(begin)
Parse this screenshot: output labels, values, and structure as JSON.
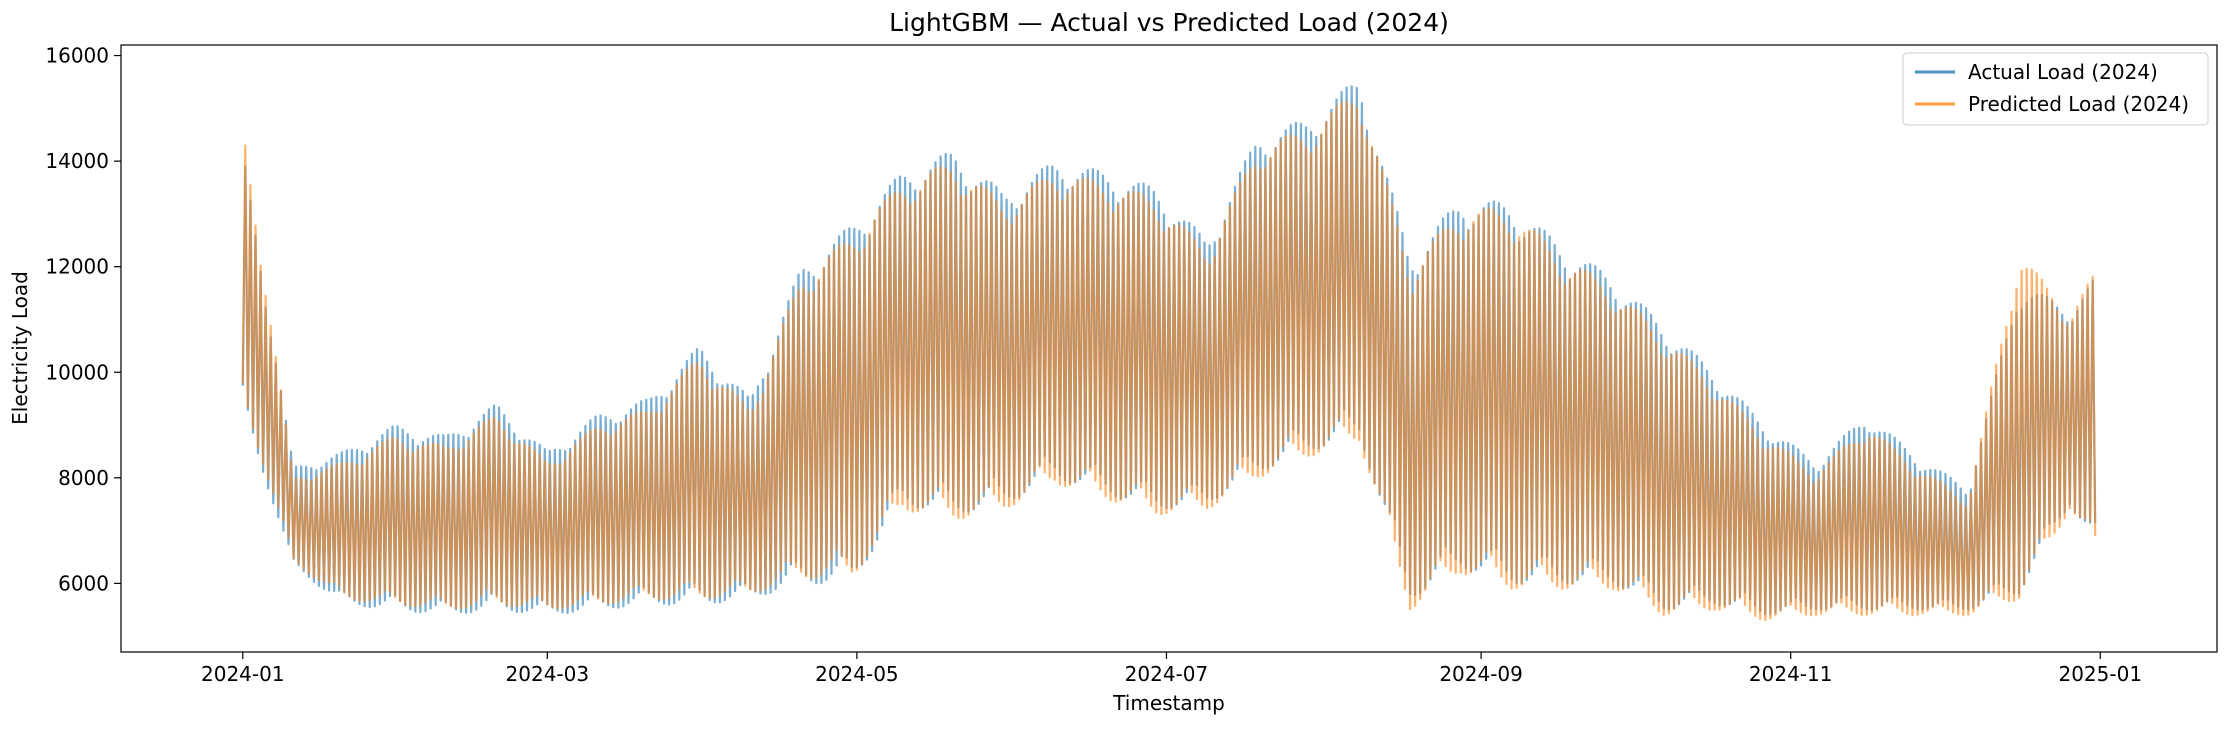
{
  "chart_data": {
    "type": "line",
    "title": "LightGBM — Actual vs Predicted Load (2024)",
    "xlabel": "Timestamp",
    "ylabel": "Electricity Load",
    "xlim": [
      "2023-12-08",
      "2025-01-24"
    ],
    "ylim": [
      4700,
      16200
    ],
    "x_ticks": [
      "2024-01-01",
      "2024-03-01",
      "2024-05-01",
      "2024-07-01",
      "2024-09-01",
      "2024-11-01",
      "2025-01-01"
    ],
    "x_tick_labels": [
      "2024-01",
      "2024-03",
      "2024-05",
      "2024-07",
      "2024-09",
      "2024-11",
      "2025-01"
    ],
    "y_ticks": [
      6000,
      8000,
      10000,
      12000,
      14000,
      16000
    ],
    "y_tick_labels": [
      "6000",
      "8000",
      "10000",
      "12000",
      "14000",
      "16000"
    ],
    "grid": false,
    "legend_position": "top-right",
    "sampling": "daily minimum and daily maximum, estimated from the chart",
    "x": [
      "2024-01-01",
      "2024-01-11",
      "2024-01-21",
      "2024-01-31",
      "2024-02-10",
      "2024-02-20",
      "2024-03-01",
      "2024-03-11",
      "2024-03-21",
      "2024-03-31",
      "2024-04-10",
      "2024-04-20",
      "2024-04-30",
      "2024-05-10",
      "2024-05-20",
      "2024-05-30",
      "2024-06-09",
      "2024-06-19",
      "2024-06-29",
      "2024-07-09",
      "2024-07-19",
      "2024-07-29",
      "2024-08-08",
      "2024-08-18",
      "2024-08-28",
      "2024-09-07",
      "2024-09-17",
      "2024-09-27",
      "2024-10-07",
      "2024-10-17",
      "2024-10-27",
      "2024-11-06",
      "2024-11-16",
      "2024-11-26",
      "2024-12-06",
      "2024-12-16",
      "2024-12-26",
      "2024-12-31"
    ],
    "series": [
      {
        "name": "Actual Load (2024)",
        "color": "#1f77b4",
        "opacity": 0.6,
        "daily_min": [
          9300,
          6300,
          5600,
          5500,
          5400,
          5500,
          5400,
          5500,
          5600,
          5600,
          5700,
          6000,
          6000,
          7500,
          7300,
          7500,
          8000,
          7700,
          7400,
          7500,
          8100,
          8500,
          8800,
          5700,
          6300,
          6000,
          6000,
          6000,
          5500,
          5600,
          5400,
          5500,
          5500,
          5500,
          5500,
          5800,
          7500,
          6700
        ],
        "daily_max": [
          14200,
          8200,
          8500,
          9000,
          8800,
          9400,
          8500,
          9200,
          9500,
          10500,
          9500,
          12000,
          12800,
          13800,
          14200,
          13400,
          14000,
          13800,
          13500,
          12500,
          14500,
          14800,
          15600,
          12200,
          13300,
          13200,
          12400,
          11800,
          10900,
          10000,
          9000,
          8300,
          9200,
          8400,
          7800,
          11700,
          11200,
          11800
        ]
      },
      {
        "name": "Predicted Load (2024)",
        "color": "#ff7f0e",
        "opacity": 0.6,
        "daily_min": [
          9500,
          6400,
          5700,
          5600,
          5500,
          5600,
          5500,
          5600,
          5700,
          5700,
          5800,
          6100,
          6100,
          7400,
          7200,
          7400,
          7900,
          7600,
          7300,
          7400,
          8000,
          8400,
          8700,
          5500,
          6200,
          5900,
          5900,
          5900,
          5400,
          5500,
          5300,
          5400,
          5400,
          5400,
          5400,
          5700,
          7400,
          6600
        ],
        "daily_max": [
          14700,
          8000,
          8300,
          8800,
          8600,
          9200,
          8300,
          9000,
          9300,
          10300,
          9300,
          11800,
          12600,
          13600,
          14000,
          13200,
          13800,
          13600,
          13300,
          12300,
          14300,
          14600,
          15400,
          12000,
          13100,
          13100,
          12200,
          11600,
          10700,
          9800,
          8800,
          8100,
          9000,
          8200,
          7600,
          12300,
          11100,
          11900
        ]
      }
    ]
  }
}
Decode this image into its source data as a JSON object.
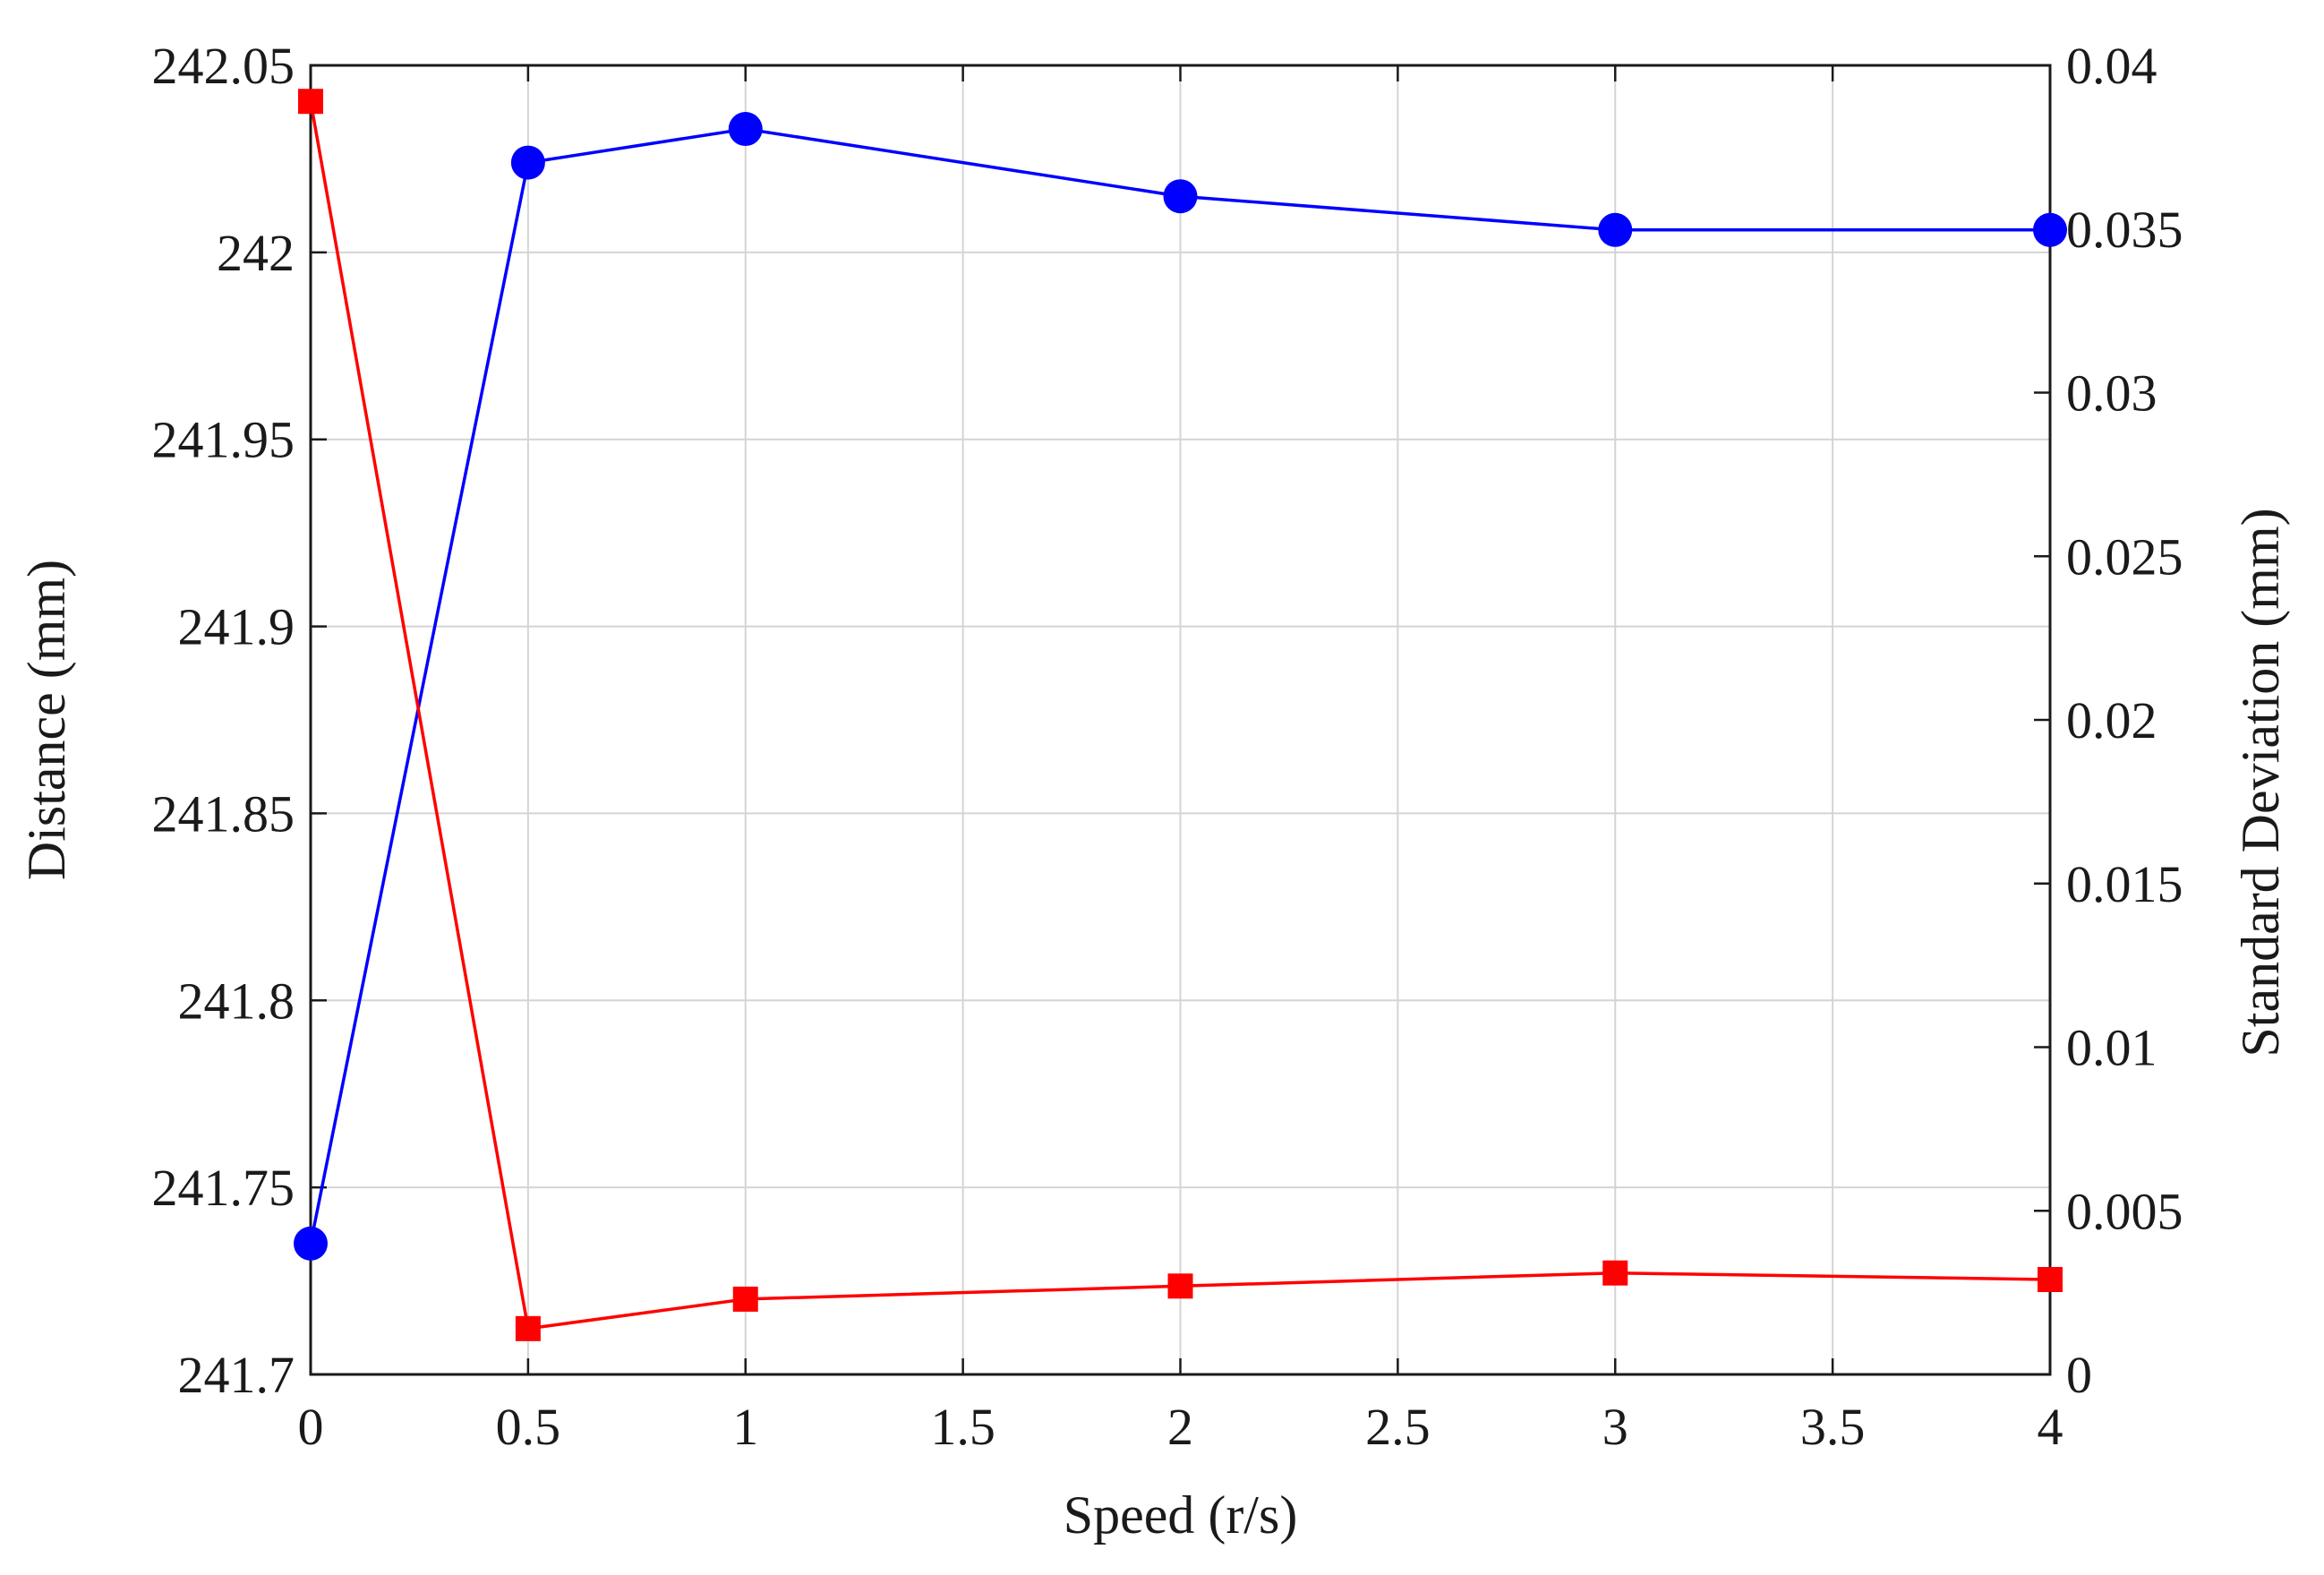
{
  "chart_data": {
    "type": "line",
    "title": "",
    "xlabel": "Speed (r/s)",
    "ylabel_left": "Distance (mm)",
    "ylabel_right": "Standard Deviation (mm)",
    "xlim": [
      0,
      4
    ],
    "ylim_left": [
      241.7,
      242.05
    ],
    "ylim_right": [
      0,
      0.04
    ],
    "grid": true,
    "x_ticks": [
      "0",
      "0.5",
      "1",
      "1.5",
      "2",
      "2.5",
      "3",
      "3.5",
      "4"
    ],
    "y_left_ticks": [
      "241.7",
      "241.75",
      "241.8",
      "241.85",
      "241.9",
      "241.95",
      "242",
      "242.05"
    ],
    "y_right_ticks": [
      "0",
      "0.005",
      "0.01",
      "0.015",
      "0.02",
      "0.025",
      "0.03",
      "0.035",
      "0.04"
    ],
    "x": [
      0,
      0.5,
      1,
      2,
      3,
      4
    ],
    "series": [
      {
        "axis": "left",
        "color": "#0000ff",
        "marker": "circle",
        "values": [
          241.735,
          242.024,
          242.033,
          242.015,
          242.006,
          242.006
        ]
      },
      {
        "axis": "right",
        "color": "#ff0000",
        "marker": "square",
        "values": [
          0.0389,
          0.0014,
          0.0023,
          0.0027,
          0.0031,
          0.0029
        ]
      }
    ]
  }
}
(end)
Tell how many lines above contain the word "JSON". Give the number alone.

• [Answer in full]
2